WHAT YOU SHOULD DO >>
Answer these questions from the article on the Treece buyout:
1. What percentage of the relocation cost has the Environmental Protection Agency agreed to pay?
2. Where was Thursday's meeting with residents held?
3. How will Treece homes be appraised?
PAGE TEXT Block Start
Despite buyout funding being on list of state budget cuts, officials pledge to complete purchase of contaminated Kansas town

? Kansas and federal officials assured residents of this toxic town Thursday that government efforts to buy their property and move them out will proceed somehow, even if state lawmakers don’t approve $350,000 for the state’s part of the buyout.

The state money is the final potential obstacle to buying out the approximately 100 people who still live in Treece, a southeast Kansas town surrounded by millions of tons of lead- and zinc-contaminated mine waste known as chat.

The Environmental Protection Agency has agreed to pay for 90 percent of the estimated $3.5 million it will cost to relocate the residents of Treece, but the state’s 10 percent is on a list of potential cuts if lawmakers don’t increase taxes to close a $400 million budget gap.

However, at a meeting Thursday at the former City Hall of Picher, Okla., Bob Jurgens, a section chief of the Kansas Department of Health and Environment, told residents their buyout is a “high priority.”

He sought to quell residents’ concerns that the buyout will stop because of a lack of state funding.

“If the $350,000 gets cut out of the state budget, we’ll find ways to go forward,” Jurgens said. “We’ll do what we need to, to go find it (money) to keep things moving.”

Treece has no building large enough to accommodate the approximately 80 people who attended the meeting, so it was held in Picher, a ghost town just across the state line from Treece. It already has been bought out by the EPA and almost completely emptied of residents.

Both towns are surrounded by huge piles of chat and dotted with abandoned mine shafts, sinkholes and cave-ins filled to surface level with toxic water.

After several failed attempts, Kansas members of Congress managed to push a bill through late last year authorizing the EPA to spend money for a Treece buyout.

In an interview with The Eagle on Wednesday, Gov. Mark Parkinson expressed hope that state lawmakers will follow suit and approve the money to fund the state’s share.

“We definitely want to be able to provide the match,” Parkinson said.

But he tied the Treece buyout money to his proposal to raise $400 million through a three-year, one-percent sales tax increase and higher tobacco taxes.

“It’s part of our view that we need this $400 million in order to do it,” he said. “I’m optimistic that the Legislature will do the right thing and see that the ramifications of these cuts are too large and we’ll be able to fund our match to clean up Treece.”

If it doesn’t fund the match, the state would be breaking faith with the people of Treece, said City Council member Jan Leatherman.

She was part of a city delegation that went to Topeka in 2006 and posed for pictures with then-Gov. Kathleen Sebelius as she signed a bill for the state to pay as much as $650,000 toward buying out Treece.

As efforts to obtain federal funding stalled, “They took our money and spent it on their budget,” Leatherman said. “They were so proud to have us come up there. I just think it’s not good integrity (to deny the funding now). It’s not our fault their budget got shot.”

Most of the questions at Thursday’s meeting dealt with the nuts and bolts of the buyout, such as how homes will be appraised, who will be eligible and when the buyouts might start.

Jurgens said that will be up to a board of trustees that will be appointed to oversee the buyout.

The governors’ office is conducting background checks on prospective nominees and officials expect to submit the names for Senate confirmation before the end of the current legislative session.

Trustees will not come from KDHE or EPA and will be local people familiar with the conditions in and around Treece, Jurgens said.

He said Treece homes will be appraised based on the value of comparable homes in Cherokee County, but outside the area affected by mine pollution.

Also, he said residents who take the buyout will have to agree not to move to other pollution zones nearby.

A few people asked questions about what will happen to them if they decide to stay in Treece, but most signaled agreement with Bert H. Mains, 67. Mains is on oxygen for chronic obstructive pulmonary disease and said the sooner he gets out of Treece, the better.

“Hurry up,” he told the EPA and KDHE officials. “I want to live to see the move.”
PAGE TEXT Block End
LISTED ENTRIES Block Start
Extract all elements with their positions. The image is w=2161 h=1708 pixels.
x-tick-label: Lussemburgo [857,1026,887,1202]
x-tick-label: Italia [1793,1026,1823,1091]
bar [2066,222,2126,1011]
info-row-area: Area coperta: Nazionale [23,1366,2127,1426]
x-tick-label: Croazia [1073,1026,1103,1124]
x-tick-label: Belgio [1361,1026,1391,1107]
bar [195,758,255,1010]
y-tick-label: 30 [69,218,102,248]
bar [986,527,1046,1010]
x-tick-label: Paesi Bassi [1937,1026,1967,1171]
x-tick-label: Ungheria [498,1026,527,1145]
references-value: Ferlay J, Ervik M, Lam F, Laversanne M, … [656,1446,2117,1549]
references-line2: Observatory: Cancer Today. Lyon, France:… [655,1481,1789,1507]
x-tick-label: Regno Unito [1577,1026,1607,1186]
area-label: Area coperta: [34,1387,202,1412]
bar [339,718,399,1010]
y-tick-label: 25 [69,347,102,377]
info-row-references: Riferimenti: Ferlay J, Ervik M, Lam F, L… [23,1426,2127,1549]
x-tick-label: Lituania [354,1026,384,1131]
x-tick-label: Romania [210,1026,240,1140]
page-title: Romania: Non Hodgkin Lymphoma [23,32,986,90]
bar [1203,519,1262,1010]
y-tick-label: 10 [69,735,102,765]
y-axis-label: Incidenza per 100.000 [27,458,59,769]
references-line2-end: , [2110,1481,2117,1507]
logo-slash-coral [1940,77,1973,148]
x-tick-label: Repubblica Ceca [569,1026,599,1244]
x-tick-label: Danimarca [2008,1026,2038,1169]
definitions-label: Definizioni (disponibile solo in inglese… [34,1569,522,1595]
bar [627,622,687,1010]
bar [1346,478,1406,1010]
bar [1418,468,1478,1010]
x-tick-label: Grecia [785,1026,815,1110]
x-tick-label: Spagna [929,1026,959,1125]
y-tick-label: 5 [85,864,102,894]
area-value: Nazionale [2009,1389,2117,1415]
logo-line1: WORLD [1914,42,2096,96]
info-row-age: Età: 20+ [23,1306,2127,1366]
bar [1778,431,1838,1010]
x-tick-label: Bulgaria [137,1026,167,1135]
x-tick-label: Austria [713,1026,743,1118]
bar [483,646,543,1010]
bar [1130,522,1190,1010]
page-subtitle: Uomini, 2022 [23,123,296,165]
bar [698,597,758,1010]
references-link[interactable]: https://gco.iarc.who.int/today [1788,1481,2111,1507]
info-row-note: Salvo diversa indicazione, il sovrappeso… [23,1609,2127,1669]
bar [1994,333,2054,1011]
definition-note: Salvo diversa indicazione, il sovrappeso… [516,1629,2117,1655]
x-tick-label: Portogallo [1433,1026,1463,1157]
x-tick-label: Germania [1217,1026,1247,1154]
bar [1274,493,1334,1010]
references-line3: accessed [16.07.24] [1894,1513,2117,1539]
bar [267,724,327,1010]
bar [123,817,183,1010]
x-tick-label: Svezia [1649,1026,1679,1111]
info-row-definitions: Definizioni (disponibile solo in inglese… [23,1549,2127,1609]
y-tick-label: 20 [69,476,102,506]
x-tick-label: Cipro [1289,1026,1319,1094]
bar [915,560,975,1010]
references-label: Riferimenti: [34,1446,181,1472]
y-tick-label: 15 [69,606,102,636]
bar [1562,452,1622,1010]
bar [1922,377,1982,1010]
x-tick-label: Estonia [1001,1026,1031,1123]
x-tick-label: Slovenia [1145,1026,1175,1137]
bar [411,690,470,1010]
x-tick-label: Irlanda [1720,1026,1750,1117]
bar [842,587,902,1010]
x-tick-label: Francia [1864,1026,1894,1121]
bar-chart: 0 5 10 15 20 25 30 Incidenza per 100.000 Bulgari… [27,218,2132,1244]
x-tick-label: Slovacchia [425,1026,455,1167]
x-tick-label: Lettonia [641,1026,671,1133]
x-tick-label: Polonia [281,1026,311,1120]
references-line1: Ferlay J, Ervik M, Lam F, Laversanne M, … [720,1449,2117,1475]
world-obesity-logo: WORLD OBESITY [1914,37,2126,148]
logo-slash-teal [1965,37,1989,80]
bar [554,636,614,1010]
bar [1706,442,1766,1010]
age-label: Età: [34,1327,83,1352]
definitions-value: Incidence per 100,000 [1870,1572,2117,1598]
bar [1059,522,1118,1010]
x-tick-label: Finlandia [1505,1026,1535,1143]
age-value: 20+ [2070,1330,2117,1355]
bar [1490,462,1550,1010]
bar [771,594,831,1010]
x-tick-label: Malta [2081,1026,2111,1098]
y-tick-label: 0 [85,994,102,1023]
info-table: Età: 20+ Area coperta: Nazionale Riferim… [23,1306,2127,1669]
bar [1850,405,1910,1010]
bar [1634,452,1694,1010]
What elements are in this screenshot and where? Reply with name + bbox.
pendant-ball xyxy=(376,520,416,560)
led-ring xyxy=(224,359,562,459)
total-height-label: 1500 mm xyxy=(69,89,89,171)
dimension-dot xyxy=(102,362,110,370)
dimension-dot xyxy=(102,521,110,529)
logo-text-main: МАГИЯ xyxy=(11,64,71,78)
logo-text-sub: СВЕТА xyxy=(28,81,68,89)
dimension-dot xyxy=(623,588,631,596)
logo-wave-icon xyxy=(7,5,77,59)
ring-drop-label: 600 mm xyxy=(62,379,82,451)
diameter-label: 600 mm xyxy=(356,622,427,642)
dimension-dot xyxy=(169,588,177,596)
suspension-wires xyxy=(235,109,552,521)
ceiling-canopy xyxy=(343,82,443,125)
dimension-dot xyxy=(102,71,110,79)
LISTED ENTRIES Block End
TASK ANSWER >>
1. 90 percent
2. At the former City Hall of Picher, Okla.
3. Based on the value of comparable homes in Cherokee County, but outside the area affected by mine pollution